__ENTRIES SHOWN__.

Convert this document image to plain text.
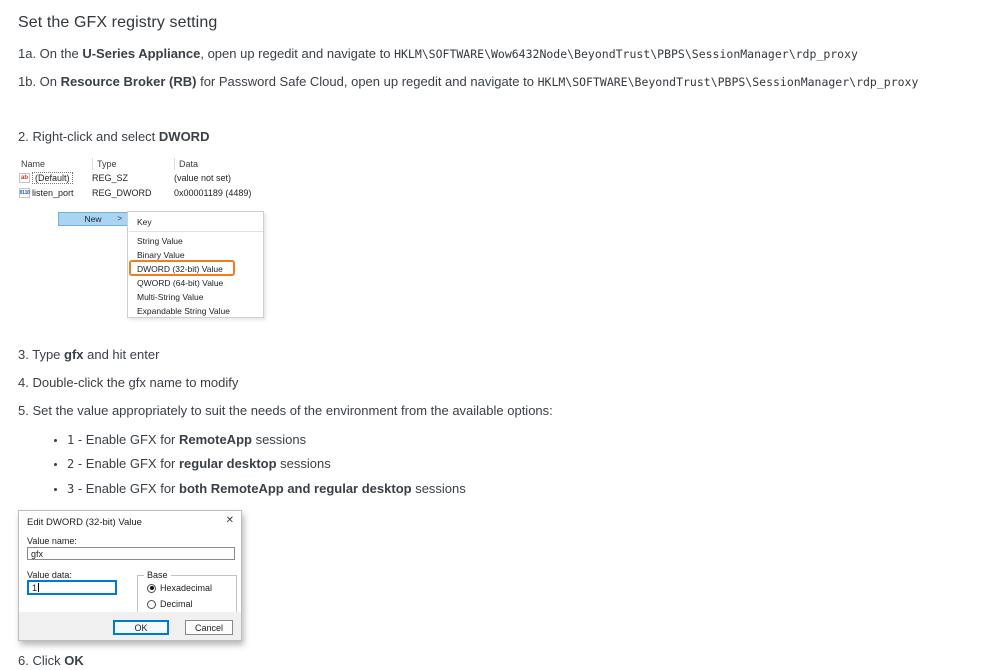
Set the GFX registry setting

1a. On the U-Series Appliance, open up regedit and navigate to HKLM\SOFTWARE\Wow6432Node\BeyondTrust\PBPS\SessionManager\rdp_proxy

1b. On Resource Broker (RB) for Password Safe Cloud, open up regedit and navigate to HKLM\SOFTWARE\BeyondTrust\PBPS\SessionManager\rdp_proxy

2. Right-click and select DWORD

Name	Type	Data
ab (Default)	REG_SZ	(value not set)
0110 listen_port REG_DWORD	0x00001189 (4489)
New >	Key
String Value
Binary Value
DWORD (32-bit) Value
QWORD (64-bit) Value
Multi-String Value
Expandable String Value

3. Type gfx and hit enter

4. Double-click the gfx name to modify

5. Set the value appropriately to suit the needs of the environment from the available options:

• 1 - Enable GFX for RemoteApp sessions
• 2 - Enable GFX for regular desktop sessions
• 3 - Enable GFX for both RemoteApp and regular desktop sessions
Edit DWORD (32-bit) Value	✕
Value name:
gfx
Value data:
1
Base
Hexadecimal
Decimal
OK	Cancel

6. Click OK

__SHORT EXERCISE__.
Make an exact copy of all entries above, dropping the images.

__SOLUTION__.
Convert this document image to plain text.
Set the GFX registry setting

1a. On the U-Series Appliance, open up regedit and navigate to HKLM\SOFTWARE\Wow6432Node\BeyondTrust\PBPS\SessionManager\rdp_proxy

1b. On Resource Broker (RB) for Password Safe Cloud, open up regedit and navigate to HKLM\SOFTWARE\BeyondTrust\PBPS\SessionManager\rdp_proxy

2. Right-click and select DWORD

Name	Type	Data
ab (Default)	REG_SZ	(value not set)
0110 listen_port REG_DWORD	0x00001189 (4489)
New >	Key
String Value
Binary Value
DWORD (32-bit) Value
QWORD (64-bit) Value
Multi-String Value
Expandable String Value

3. Type gfx and hit enter

4. Double-click the gfx name to modify

5. Set the value appropriately to suit the needs of the environment from the available options:

• 1 - Enable GFX for RemoteApp sessions
• 2 - Enable GFX for regular desktop sessions
• 3 - Enable GFX for both RemoteApp and regular desktop sessions
Edit DWORD (32-bit) Value	✕
Value name:
gfx
Value data:
1
Base
Hexadecimal
Decimal
OK	Cancel

6. Click OK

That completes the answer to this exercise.